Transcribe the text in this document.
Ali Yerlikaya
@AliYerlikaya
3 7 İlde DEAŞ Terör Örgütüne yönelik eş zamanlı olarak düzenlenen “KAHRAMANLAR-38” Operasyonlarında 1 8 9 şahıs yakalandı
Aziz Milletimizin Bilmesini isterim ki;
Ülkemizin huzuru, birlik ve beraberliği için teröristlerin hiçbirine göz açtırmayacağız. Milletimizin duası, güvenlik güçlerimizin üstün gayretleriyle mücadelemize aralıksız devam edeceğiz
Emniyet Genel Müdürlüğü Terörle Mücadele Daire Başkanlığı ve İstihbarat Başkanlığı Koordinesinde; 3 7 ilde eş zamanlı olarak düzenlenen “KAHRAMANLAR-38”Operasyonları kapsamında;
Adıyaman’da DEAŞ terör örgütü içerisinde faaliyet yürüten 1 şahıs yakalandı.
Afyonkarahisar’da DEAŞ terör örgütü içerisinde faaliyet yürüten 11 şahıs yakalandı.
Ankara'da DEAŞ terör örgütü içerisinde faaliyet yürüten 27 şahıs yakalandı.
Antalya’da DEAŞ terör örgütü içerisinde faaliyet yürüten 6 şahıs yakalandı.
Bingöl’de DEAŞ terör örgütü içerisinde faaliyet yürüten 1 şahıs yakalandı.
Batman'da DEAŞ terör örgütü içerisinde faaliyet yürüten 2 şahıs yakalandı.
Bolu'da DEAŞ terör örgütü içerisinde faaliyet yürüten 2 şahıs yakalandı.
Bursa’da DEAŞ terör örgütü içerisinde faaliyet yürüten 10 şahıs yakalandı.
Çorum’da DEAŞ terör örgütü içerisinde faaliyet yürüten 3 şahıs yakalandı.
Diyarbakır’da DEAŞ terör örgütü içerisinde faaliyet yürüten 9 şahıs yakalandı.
++++++++
**CHALLENGE**. All of the material must be reproduced exactly.

**SOLUTION TO THIS EXERCISE**.
Transcribe the text in this document.
Ali Yerlikaya
@AliYerlikaya
3 7 İlde DEAŞ Terör Örgütüne yönelik eş zamanlı olarak düzenlenen “KAHRAMANLAR-38” Operasyonlarında 1 8 9 şahıs yakalandı
Aziz Milletimizin Bilmesini isterim ki;
Ülkemizin huzuru, birlik ve beraberliği için teröristlerin hiçbirine göz açtırmayacağız. Milletimizin duası, güvenlik güçlerimizin üstün gayretleriyle mücadelemize aralıksız devam edeceğiz
Emniyet Genel Müdürlüğü Terörle Mücadele Daire Başkanlığı ve İstihbarat Başkanlığı Koordinesinde; 3 7 ilde eş zamanlı olarak düzenlenen “KAHRAMANLAR-38”Operasyonları kapsamında;
Adıyaman’da DEAŞ terör örgütü içerisinde faaliyet yürüten 1 şahıs yakalandı.
Afyonkarahisar’da DEAŞ terör örgütü içerisinde faaliyet yürüten 11 şahıs yakalandı.
Ankara'da DEAŞ terör örgütü içerisinde faaliyet yürüten 27 şahıs yakalandı.
Antalya’da DEAŞ terör örgütü içerisinde faaliyet yürüten 6 şahıs yakalandı.
Bingöl’de DEAŞ terör örgütü içerisinde faaliyet yürüten 1 şahıs yakalandı.
Batman'da DEAŞ terör örgütü içerisinde faaliyet yürüten 2 şahıs yakalandı.
Bolu'da DEAŞ terör örgütü içerisinde faaliyet yürüten 2 şahıs yakalandı.
Bursa’da DEAŞ terör örgütü içerisinde faaliyet yürüten 10 şahıs yakalandı.
Çorum’da DEAŞ terör örgütü içerisinde faaliyet yürüten 3 şahıs yakalandı.
Diyarbakır’da DEAŞ terör örgütü içerisinde faaliyet yürüten 9 şahıs yakalandı.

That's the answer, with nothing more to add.